Entries
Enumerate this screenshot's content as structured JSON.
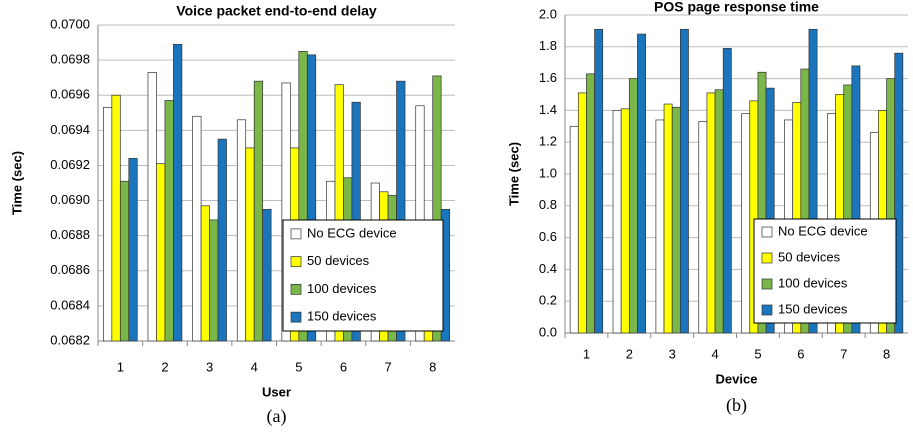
{
  "chart_data": [
    {
      "type": "bar",
      "title": "Voice packet end-to-end delay",
      "x_label": "User",
      "y_label": "Time (sec)",
      "caption": "(a)",
      "categories": [
        "1",
        "2",
        "3",
        "4",
        "5",
        "6",
        "7",
        "8"
      ],
      "series": [
        {
          "name": "No ECG device",
          "color": "#ffffff",
          "values": [
            0.06953,
            0.06973,
            0.06948,
            0.06946,
            0.06967,
            0.06911,
            0.0691,
            0.06954
          ]
        },
        {
          "name": "50 devices",
          "color": "#ffff00",
          "values": [
            0.0696,
            0.06921,
            0.06897,
            0.0693,
            0.0693,
            0.06966,
            0.06905,
            0.06889
          ]
        },
        {
          "name": "100 devices",
          "color": "#7ab648",
          "values": [
            0.06911,
            0.06957,
            0.06889,
            0.06968,
            0.06985,
            0.06913,
            0.06903,
            0.06971
          ]
        },
        {
          "name": "150 devices",
          "color": "#1b75bc",
          "values": [
            0.06924,
            0.06989,
            0.06935,
            0.06895,
            0.06983,
            0.06956,
            0.06968,
            0.06895
          ]
        }
      ],
      "ylim": [
        0.0682,
        0.07
      ],
      "yticks": [
        0.0682,
        0.0684,
        0.0686,
        0.0688,
        {
          "value": 0.069,
          "label": "0.0690"
        },
        0.0692,
        0.0694,
        0.0696,
        0.0698,
        {
          "value": 0.07,
          "label": "0.0700"
        }
      ],
      "grid": true,
      "legend": "lower right"
    },
    {
      "type": "bar",
      "title": "POS page response time",
      "x_label": "Device",
      "y_label": "Time (sec)",
      "caption": "(b)",
      "categories": [
        "1",
        "2",
        "3",
        "4",
        "5",
        "6",
        "7",
        "8"
      ],
      "series": [
        {
          "name": "No ECG device",
          "color": "#ffffff",
          "values": [
            1.3,
            1.4,
            1.34,
            1.33,
            1.38,
            1.34,
            1.38,
            1.26
          ]
        },
        {
          "name": "50 devices",
          "color": "#ffff00",
          "values": [
            1.51,
            1.41,
            1.44,
            1.51,
            1.46,
            1.45,
            1.5,
            1.4
          ]
        },
        {
          "name": "100 devices",
          "color": "#7ab648",
          "values": [
            1.63,
            1.6,
            1.42,
            1.53,
            1.64,
            1.66,
            1.56,
            1.6
          ]
        },
        {
          "name": "150 devices",
          "color": "#1b75bc",
          "values": [
            1.91,
            1.88,
            1.91,
            1.79,
            1.54,
            1.91,
            1.68,
            1.76
          ]
        }
      ],
      "ylim": [
        0,
        2
      ],
      "yticks": [
        {
          "value": 0,
          "label": "0.0"
        },
        0.2,
        0.4,
        0.6,
        0.8,
        {
          "value": 1,
          "label": "1.0"
        },
        1.2,
        1.4,
        1.6,
        1.8,
        {
          "value": 2,
          "label": "2.0"
        }
      ],
      "grid": true,
      "legend": "lower right"
    }
  ]
}
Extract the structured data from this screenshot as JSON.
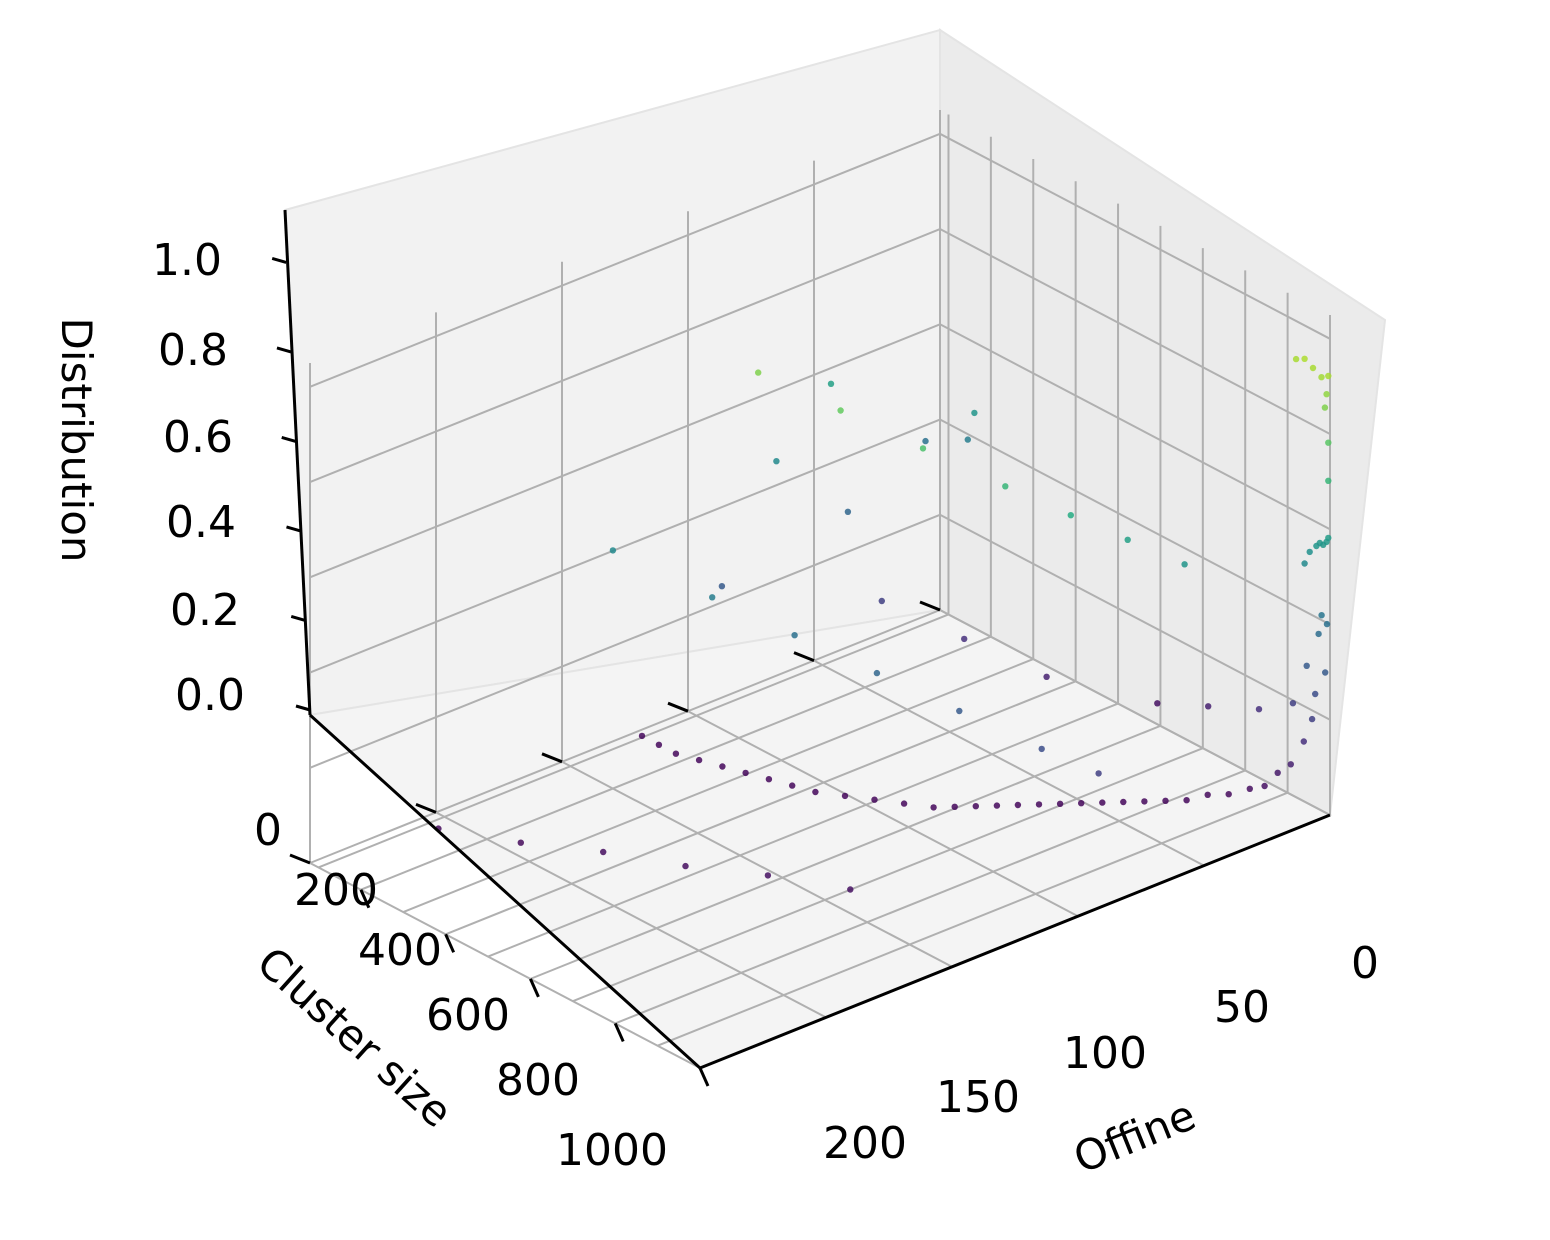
{
  "chart_data": {
    "type": "scatter",
    "projection": "3d",
    "colormap": "viridis",
    "color_by": "z",
    "xlabel": "Offine",
    "ylabel": "Cluster size",
    "zlabel": "Distribution",
    "xlim": [
      0,
      230
    ],
    "ylim": [
      0,
      1000
    ],
    "zlim": [
      0,
      1.05
    ],
    "xticks": [
      0,
      50,
      100,
      150,
      200
    ],
    "xtick_labels": [
      "0",
      "50",
      "100",
      "150",
      "200"
    ],
    "yticks": [
      0,
      200,
      400,
      600,
      800,
      1000
    ],
    "ytick_labels": [
      "0",
      "200",
      "400",
      "600",
      "800",
      "1000"
    ],
    "zticks": [
      0,
      0.2,
      0.4,
      0.6,
      0.8,
      1.0
    ],
    "ztick_labels": [
      "0.0",
      "0.2",
      "0.4",
      "0.6",
      "0.8",
      "1.0"
    ],
    "grid": true,
    "series": [
      {
        "x": [
          1,
          5,
          10,
          15,
          20,
          2,
          3,
          1,
          1,
          1,
          2,
          4,
          6,
          8,
          12,
          15,
          1,
          1,
          2,
          3,
          5,
          8,
          12,
          16,
          20,
          25,
          30,
          35,
          40,
          45,
          50,
          55,
          60,
          65,
          70,
          75,
          80,
          85,
          90,
          95,
          100,
          110,
          120,
          130,
          140,
          150,
          160,
          170,
          180,
          190,
          200,
          210,
          220,
          60,
          90,
          120,
          150,
          180,
          210,
          25,
          40,
          70,
          100,
          130,
          160,
          200,
          30,
          45,
          60,
          80,
          110,
          140,
          170,
          100,
          70,
          40,
          20,
          10,
          5,
          130,
          160,
          190,
          210,
          220,
          195,
          180,
          220,
          215,
          210
        ],
        "y": [
          0,
          0,
          0,
          0,
          0,
          0,
          0,
          0,
          0,
          0,
          0,
          0,
          0,
          0,
          0,
          0,
          2,
          5,
          8,
          10,
          15,
          20,
          30,
          40,
          50,
          60,
          80,
          100,
          120,
          140,
          160,
          180,
          200,
          220,
          240,
          260,
          280,
          300,
          320,
          340,
          360,
          380,
          400,
          420,
          440,
          450,
          460,
          470,
          480,
          490,
          500,
          500,
          500,
          600,
          650,
          700,
          750,
          800,
          850,
          300,
          350,
          400,
          450,
          500,
          550,
          600,
          150,
          200,
          250,
          300,
          350,
          400,
          450,
          5,
          5,
          5,
          5,
          10,
          10,
          100,
          150,
          200,
          200,
          50,
          50,
          80,
          200,
          300,
          400
        ],
        "z": [
          0.92,
          0.91,
          0.92,
          0.93,
          0.92,
          0.88,
          0.85,
          0.78,
          0.7,
          0.58,
          0.57,
          0.56,
          0.56,
          0.55,
          0.53,
          0.5,
          0.4,
          0.3,
          0.42,
          0.38,
          0.2,
          0.15,
          0.1,
          0.08,
          0.05,
          0.04,
          0.03,
          0.03,
          0.02,
          0.02,
          0.02,
          0.02,
          0.02,
          0.02,
          0.02,
          0.02,
          0.02,
          0.02,
          0.02,
          0.02,
          0.02,
          0.02,
          0.02,
          0.02,
          0.02,
          0.02,
          0.02,
          0.02,
          0.02,
          0.02,
          0.02,
          0.02,
          0.02,
          0.05,
          0.05,
          0.04,
          0.04,
          0.03,
          0.03,
          0.2,
          0.25,
          0.3,
          0.35,
          0.4,
          0.45,
          0.5,
          0.55,
          0.6,
          0.65,
          0.7,
          0.75,
          0.8,
          0.85,
          0.05,
          0.1,
          0.15,
          0.2,
          0.3,
          0.25,
          0.1,
          0.15,
          0.2,
          0.35,
          0.4,
          0.45,
          0.55,
          0.6,
          0.5,
          0.3
        ]
      }
    ]
  }
}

Task objective
Among the entries, how many lines contain the string "structured"? Give the number without anything else.

Reply to the exercise
2